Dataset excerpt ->
((

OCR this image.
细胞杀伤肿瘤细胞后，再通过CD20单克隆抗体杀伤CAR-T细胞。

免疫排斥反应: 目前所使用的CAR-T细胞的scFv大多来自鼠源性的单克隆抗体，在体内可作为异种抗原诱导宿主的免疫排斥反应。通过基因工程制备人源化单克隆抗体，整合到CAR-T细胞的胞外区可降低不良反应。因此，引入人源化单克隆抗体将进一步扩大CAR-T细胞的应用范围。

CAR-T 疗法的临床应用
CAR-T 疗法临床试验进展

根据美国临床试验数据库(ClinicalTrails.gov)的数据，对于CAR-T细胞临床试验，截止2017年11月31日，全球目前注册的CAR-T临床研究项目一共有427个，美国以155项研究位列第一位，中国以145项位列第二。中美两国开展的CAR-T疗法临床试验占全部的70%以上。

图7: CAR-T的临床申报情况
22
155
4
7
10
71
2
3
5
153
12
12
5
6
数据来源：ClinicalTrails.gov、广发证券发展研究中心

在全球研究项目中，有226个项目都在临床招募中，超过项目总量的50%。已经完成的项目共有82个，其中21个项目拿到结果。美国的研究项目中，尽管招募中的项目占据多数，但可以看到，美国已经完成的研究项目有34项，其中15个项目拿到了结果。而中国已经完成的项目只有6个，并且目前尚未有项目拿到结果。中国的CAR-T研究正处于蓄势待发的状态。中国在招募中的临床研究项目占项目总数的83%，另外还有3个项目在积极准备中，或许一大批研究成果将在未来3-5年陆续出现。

))

Prompt ->
Take the material above and return all of it exactly.

Exercise answer ->
OCR this image.
细胞杀伤肿瘤细胞后，再通过CD20单克隆抗体杀伤CAR-T细胞。

免疫排斥反应: 目前所使用的CAR-T细胞的scFv大多来自鼠源性的单克隆抗体，在体内可作为异种抗原诱导宿主的免疫排斥反应。通过基因工程制备人源化单克隆抗体，整合到CAR-T细胞的胞外区可降低不良反应。因此，引入人源化单克隆抗体将进一步扩大CAR-T细胞的应用范围。

CAR-T 疗法的临床应用
CAR-T 疗法临床试验进展

根据美国临床试验数据库(ClinicalTrails.gov)的数据，对于CAR-T细胞临床试验，截止2017年11月31日，全球目前注册的CAR-T临床研究项目一共有427个，美国以155项研究位列第一位，中国以145项位列第二。中美两国开展的CAR-T疗法临床试验占全部的70%以上。

图7: CAR-T的临床申报情况
22
155
4
7
10
71
2
3
5
153
12
12
5
6
数据来源：ClinicalTrails.gov、广发证券发展研究中心

在全球研究项目中，有226个项目都在临床招募中，超过项目总量的50%。已经完成的项目共有82个，其中21个项目拿到结果。美国的研究项目中，尽管招募中的项目占据多数，但可以看到，美国已经完成的研究项目有34项，其中15个项目拿到了结果。而中国已经完成的项目只有6个，并且目前尚未有项目拿到结果。中国的CAR-T研究正处于蓄势待发的状态。中国在招募中的临床研究项目占项目总数的83%，另外还有3个项目在积极准备中，或许一大批研究成果将在未来3-5年陆续出现。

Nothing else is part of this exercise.